◆ Extract
"ese" suffix insulting/racist?

Beverly Flanigan flanigan at OHIO.EDU
Tue Apr 8 14:13:18 UTC 2003

Unlike the other terms cited, "motherese" isn't pejorative; it's the term
child language scholars use for the kind of simplified and affectionate
speech that mothers (and others) use with babies.  It's also called "baby
talk" and, more recently and pc-ishly, "caretaker speech."  "Teacherese"
wasn't a good cite on my part; "educationese" is better (though "teacher
talk" has been used).

At 08:40 AM 4/7/2003 -0700, you wrote:
>Beverly's examples touch on the grain of truth behind the misguided
>"Sinaian's" rant.  This suffix has become productively extended from a
>meaning "language of" to a meaning "jargon of."  As such it usually carries
>a pejorative connotation of "bad style."  Thus legalese, bureaucratese,
>educationese indicate styles of written  English prose that is turgid by
>virtue of long, convoluted sentences and technical terms that the lay
>reader finds incomprehensible.  I interpret medicalese and teacherese as
>probably having similar connotations, even though I've never run across
>them before.  I'm not sure about motherese, which I have also not heard
>before, though it doesn't seem to fit the mold.

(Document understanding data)
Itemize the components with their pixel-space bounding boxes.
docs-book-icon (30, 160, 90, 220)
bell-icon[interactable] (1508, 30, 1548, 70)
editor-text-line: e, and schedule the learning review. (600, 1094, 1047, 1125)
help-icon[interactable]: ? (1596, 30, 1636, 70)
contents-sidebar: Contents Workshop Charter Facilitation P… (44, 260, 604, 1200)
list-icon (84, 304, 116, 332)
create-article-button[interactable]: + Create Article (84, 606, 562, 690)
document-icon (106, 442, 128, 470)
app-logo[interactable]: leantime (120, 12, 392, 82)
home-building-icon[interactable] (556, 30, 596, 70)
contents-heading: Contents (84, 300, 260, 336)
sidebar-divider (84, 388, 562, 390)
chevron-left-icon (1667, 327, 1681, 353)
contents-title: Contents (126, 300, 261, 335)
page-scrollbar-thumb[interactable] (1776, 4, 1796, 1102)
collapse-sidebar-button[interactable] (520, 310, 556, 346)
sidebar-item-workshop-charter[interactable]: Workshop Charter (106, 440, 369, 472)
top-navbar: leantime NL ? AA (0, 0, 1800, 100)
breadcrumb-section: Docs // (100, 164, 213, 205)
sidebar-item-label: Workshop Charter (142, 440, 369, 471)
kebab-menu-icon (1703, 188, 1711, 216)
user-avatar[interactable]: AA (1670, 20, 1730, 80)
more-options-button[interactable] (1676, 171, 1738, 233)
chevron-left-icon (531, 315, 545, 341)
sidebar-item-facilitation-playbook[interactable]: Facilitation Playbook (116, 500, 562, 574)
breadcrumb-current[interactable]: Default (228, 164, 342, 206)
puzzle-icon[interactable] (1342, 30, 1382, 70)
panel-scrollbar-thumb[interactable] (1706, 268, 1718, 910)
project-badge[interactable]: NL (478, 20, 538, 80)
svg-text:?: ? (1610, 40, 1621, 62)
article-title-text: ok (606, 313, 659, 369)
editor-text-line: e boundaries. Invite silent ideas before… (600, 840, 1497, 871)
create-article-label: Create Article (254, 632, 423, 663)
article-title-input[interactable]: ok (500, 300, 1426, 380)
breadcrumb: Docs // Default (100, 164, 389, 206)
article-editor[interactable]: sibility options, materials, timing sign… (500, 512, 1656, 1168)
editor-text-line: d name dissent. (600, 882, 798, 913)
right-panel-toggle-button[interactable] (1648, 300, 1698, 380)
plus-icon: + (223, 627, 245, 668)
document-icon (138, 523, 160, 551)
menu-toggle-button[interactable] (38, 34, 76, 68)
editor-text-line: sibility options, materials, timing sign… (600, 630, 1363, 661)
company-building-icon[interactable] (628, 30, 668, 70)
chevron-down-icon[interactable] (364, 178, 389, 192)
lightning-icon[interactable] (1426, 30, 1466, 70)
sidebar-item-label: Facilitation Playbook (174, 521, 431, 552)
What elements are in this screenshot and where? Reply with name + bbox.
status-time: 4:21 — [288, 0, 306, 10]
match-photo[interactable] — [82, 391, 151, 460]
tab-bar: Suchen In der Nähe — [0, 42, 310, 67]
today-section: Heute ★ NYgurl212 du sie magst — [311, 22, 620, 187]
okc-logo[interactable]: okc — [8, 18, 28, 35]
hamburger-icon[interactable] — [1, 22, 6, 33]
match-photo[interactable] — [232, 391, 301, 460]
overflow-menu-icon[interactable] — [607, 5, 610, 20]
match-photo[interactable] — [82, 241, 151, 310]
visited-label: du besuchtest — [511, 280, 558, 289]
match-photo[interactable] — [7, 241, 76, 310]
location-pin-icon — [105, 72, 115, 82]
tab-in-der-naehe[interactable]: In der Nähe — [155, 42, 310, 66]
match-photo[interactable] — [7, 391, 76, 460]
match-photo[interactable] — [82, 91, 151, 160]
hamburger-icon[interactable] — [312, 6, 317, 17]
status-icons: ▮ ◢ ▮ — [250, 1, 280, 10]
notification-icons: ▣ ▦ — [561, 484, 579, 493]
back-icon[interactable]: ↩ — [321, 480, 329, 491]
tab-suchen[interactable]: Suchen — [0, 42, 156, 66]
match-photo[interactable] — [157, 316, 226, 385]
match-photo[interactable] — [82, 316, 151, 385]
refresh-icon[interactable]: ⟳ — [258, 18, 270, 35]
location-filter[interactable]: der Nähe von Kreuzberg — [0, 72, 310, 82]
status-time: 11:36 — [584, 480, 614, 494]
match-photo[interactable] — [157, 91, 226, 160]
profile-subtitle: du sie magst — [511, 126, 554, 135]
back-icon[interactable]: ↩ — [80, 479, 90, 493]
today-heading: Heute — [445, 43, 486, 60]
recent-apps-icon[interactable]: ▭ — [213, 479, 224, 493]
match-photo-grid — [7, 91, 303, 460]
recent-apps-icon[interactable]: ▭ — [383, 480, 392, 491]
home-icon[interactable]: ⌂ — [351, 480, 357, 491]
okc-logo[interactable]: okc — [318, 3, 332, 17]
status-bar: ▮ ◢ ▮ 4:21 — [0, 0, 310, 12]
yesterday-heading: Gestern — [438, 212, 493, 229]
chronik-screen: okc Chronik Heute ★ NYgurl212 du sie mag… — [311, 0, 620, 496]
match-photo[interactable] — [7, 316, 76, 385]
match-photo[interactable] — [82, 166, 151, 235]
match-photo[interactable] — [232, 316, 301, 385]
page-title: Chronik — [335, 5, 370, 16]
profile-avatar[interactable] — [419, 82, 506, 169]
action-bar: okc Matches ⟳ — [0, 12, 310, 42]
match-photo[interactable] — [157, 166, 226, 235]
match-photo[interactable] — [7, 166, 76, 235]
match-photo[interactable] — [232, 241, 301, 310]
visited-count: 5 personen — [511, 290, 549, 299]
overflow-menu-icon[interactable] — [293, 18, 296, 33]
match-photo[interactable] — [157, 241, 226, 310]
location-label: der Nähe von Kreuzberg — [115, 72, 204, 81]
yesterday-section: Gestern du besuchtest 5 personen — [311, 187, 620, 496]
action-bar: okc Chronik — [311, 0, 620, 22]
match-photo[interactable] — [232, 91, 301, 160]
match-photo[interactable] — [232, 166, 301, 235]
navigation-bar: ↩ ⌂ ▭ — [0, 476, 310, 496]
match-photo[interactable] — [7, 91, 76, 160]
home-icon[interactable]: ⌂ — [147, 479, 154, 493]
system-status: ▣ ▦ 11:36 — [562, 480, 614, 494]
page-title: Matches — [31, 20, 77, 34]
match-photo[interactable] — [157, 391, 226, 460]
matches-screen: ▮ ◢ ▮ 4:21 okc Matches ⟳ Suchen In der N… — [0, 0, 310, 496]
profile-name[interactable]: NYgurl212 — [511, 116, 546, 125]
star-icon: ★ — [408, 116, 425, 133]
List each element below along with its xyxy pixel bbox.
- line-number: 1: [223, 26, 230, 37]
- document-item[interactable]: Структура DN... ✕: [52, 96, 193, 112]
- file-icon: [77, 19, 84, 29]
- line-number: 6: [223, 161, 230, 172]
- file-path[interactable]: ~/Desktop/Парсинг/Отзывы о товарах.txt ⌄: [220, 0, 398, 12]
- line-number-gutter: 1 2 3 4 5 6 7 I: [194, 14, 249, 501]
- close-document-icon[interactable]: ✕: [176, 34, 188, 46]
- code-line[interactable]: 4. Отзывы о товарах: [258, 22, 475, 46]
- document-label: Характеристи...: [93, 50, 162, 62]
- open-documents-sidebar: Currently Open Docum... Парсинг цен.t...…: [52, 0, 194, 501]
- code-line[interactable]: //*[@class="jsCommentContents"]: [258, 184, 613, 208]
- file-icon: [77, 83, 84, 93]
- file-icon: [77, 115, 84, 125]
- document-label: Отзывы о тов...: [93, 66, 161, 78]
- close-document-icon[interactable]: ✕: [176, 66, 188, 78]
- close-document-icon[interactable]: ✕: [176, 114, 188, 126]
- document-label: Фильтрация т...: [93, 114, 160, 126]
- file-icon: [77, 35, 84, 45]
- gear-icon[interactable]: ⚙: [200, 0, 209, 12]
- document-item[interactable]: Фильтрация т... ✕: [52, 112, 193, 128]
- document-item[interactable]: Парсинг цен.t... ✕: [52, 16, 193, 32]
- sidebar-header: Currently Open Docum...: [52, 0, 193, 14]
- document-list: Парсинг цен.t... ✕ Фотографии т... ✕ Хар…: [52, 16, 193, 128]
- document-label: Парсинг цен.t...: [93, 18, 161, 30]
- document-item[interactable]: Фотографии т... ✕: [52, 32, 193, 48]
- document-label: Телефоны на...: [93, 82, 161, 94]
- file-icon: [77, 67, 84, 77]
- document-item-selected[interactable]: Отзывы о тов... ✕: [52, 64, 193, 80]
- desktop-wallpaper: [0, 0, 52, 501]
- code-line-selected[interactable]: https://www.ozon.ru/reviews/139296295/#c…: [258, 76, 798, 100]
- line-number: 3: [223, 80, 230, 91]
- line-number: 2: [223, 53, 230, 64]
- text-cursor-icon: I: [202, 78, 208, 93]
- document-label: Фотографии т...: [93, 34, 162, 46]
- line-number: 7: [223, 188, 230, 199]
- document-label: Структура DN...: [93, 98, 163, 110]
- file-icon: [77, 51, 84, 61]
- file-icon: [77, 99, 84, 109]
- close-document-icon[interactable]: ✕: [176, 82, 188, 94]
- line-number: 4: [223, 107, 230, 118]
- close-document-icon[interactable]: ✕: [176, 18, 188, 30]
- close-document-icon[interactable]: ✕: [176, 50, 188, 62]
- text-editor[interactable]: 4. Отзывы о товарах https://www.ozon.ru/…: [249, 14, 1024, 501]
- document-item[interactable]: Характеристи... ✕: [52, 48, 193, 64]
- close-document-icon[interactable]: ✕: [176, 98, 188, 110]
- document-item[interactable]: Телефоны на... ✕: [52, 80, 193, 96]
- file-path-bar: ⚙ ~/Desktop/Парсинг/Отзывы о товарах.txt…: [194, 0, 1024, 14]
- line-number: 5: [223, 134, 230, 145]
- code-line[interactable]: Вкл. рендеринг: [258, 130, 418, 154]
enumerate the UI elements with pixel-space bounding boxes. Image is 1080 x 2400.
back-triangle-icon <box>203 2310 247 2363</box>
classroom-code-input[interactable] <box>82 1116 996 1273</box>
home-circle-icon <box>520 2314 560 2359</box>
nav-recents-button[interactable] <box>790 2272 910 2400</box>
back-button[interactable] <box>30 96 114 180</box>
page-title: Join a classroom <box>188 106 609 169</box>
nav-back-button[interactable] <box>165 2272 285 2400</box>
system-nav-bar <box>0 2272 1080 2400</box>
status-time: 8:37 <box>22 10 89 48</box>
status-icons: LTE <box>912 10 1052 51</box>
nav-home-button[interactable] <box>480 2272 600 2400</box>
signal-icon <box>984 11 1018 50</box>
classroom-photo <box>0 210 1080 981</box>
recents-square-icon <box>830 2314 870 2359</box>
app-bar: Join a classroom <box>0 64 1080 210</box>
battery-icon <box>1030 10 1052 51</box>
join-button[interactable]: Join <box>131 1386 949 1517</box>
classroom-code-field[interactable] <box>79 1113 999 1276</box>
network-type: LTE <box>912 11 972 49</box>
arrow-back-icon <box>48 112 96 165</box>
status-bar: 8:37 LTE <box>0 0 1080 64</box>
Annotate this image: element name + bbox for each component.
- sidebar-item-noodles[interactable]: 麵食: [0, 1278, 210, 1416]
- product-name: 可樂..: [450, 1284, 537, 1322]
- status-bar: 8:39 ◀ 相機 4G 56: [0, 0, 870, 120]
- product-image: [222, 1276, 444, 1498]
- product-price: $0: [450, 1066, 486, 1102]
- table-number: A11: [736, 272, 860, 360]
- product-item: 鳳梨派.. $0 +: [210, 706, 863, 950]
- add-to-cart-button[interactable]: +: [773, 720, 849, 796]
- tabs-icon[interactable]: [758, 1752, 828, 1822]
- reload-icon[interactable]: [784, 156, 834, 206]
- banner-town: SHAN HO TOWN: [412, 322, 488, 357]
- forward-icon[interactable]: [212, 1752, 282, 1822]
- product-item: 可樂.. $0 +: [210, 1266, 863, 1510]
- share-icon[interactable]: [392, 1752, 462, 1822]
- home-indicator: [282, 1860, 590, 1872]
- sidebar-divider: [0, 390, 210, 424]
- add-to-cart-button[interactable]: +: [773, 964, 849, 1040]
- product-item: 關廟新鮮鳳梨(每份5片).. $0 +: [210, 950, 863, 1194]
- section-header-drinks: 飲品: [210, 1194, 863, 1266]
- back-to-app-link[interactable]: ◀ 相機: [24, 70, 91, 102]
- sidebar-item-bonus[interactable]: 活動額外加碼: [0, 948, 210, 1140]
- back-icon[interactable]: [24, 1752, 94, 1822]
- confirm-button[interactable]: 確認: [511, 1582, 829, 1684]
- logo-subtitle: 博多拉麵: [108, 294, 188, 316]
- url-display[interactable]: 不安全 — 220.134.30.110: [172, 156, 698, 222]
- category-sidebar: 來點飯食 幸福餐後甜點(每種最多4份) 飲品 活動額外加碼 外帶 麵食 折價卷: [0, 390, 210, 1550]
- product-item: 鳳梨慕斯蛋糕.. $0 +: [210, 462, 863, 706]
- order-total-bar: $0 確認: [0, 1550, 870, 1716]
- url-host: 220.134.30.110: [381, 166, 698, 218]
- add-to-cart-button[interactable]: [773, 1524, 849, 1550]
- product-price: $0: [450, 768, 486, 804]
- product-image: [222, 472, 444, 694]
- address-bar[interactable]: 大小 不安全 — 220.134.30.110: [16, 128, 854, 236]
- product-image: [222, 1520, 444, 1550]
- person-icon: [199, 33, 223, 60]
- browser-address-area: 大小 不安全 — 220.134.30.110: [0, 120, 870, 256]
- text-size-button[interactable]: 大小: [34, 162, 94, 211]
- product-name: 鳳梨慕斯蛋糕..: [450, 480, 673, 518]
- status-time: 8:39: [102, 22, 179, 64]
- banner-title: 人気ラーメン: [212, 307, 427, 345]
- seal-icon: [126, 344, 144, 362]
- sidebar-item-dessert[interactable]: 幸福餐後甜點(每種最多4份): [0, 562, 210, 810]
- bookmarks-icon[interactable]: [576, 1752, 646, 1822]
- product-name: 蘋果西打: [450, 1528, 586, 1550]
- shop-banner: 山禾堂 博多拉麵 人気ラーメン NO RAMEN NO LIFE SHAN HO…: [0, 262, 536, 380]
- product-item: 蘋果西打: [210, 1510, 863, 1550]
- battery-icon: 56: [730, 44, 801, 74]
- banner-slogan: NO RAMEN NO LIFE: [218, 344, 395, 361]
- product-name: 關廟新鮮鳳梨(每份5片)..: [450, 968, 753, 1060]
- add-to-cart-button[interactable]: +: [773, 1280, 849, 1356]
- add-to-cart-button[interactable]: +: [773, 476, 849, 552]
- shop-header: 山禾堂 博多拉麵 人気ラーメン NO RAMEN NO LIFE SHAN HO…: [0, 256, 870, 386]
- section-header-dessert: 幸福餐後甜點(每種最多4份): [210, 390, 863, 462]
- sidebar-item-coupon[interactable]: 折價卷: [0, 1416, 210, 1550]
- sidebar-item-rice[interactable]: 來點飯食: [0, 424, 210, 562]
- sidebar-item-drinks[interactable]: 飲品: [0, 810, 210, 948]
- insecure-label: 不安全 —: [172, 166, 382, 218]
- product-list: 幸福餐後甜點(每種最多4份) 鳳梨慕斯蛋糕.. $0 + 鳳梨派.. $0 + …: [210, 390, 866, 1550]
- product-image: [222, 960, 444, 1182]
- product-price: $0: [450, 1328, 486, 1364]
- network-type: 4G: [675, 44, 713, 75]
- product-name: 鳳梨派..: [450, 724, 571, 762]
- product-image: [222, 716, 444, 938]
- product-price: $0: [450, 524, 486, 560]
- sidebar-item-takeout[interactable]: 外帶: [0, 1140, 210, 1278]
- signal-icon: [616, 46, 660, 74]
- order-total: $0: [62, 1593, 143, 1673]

◆ Problem statement
Pick up the mailing-list post on whether the "-ese" suffix is insulting and continue it from the point where it stops. The lines above have nothing to do with what follows.

◆ Result
>The "Sinaian's" fallacy apparently lies in an assumption on his part that
>this extended use of -ese has contaminated the basic, neutral use which
>simply identifies the language of a country or ethnic group.
>Peter Mc.
>--On Sunday, April 6, 2003 12:38 PM -0400 Beverly Flanigan
><flanigan at OHIO.EDU> wrote:
>>Legalese, medicalese, teacherese, motherese ....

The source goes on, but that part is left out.